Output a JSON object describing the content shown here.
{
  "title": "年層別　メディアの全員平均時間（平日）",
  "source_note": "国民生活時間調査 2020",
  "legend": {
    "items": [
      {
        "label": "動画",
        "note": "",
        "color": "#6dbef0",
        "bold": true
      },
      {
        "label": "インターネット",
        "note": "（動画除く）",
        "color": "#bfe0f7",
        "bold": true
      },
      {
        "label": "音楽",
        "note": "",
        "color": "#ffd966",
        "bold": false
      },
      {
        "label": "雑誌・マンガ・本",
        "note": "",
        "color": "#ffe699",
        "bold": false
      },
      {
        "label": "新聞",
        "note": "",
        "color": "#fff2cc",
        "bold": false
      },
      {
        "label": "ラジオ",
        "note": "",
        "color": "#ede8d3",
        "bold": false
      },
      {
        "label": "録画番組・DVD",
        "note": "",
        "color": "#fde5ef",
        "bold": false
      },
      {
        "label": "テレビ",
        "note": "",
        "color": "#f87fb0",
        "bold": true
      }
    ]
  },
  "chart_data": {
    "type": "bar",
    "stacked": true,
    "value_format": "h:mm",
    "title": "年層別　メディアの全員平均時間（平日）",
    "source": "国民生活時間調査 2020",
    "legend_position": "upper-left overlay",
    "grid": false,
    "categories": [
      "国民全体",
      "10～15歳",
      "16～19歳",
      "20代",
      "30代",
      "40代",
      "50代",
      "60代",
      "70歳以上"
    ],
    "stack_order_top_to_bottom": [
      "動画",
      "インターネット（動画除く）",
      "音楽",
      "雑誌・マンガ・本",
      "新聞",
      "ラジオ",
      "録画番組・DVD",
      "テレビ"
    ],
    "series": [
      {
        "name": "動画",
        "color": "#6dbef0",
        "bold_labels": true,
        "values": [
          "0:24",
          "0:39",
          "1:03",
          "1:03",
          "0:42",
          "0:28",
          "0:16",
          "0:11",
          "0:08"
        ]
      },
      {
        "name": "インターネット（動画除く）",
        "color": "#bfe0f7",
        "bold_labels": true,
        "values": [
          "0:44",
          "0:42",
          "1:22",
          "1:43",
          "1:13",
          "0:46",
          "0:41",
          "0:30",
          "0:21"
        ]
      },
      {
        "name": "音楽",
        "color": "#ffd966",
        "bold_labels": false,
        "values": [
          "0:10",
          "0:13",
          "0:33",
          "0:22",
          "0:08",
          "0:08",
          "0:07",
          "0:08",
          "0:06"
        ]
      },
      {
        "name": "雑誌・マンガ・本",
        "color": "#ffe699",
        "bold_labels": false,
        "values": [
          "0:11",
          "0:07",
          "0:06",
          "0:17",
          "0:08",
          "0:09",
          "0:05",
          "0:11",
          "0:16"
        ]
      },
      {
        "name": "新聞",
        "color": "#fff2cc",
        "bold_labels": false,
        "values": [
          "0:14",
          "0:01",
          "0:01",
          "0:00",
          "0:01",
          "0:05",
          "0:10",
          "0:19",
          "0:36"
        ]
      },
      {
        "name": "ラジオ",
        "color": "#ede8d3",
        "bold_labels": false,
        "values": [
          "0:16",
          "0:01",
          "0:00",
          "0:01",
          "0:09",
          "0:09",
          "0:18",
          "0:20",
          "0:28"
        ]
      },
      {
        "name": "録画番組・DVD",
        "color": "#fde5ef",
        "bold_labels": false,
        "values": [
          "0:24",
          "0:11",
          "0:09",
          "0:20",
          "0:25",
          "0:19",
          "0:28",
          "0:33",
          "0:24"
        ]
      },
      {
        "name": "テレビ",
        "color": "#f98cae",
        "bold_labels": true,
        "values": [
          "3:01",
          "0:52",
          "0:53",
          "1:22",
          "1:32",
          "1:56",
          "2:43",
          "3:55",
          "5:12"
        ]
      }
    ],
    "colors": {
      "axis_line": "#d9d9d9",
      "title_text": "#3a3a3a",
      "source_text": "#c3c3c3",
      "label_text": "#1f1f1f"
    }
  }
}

Required task:
Go through the listing above and list every line that has the word "国民生活時間調査".

The response:
  "source_note": "国民生活時間調査 2020",
    "source": "国民生活時間調査 2020",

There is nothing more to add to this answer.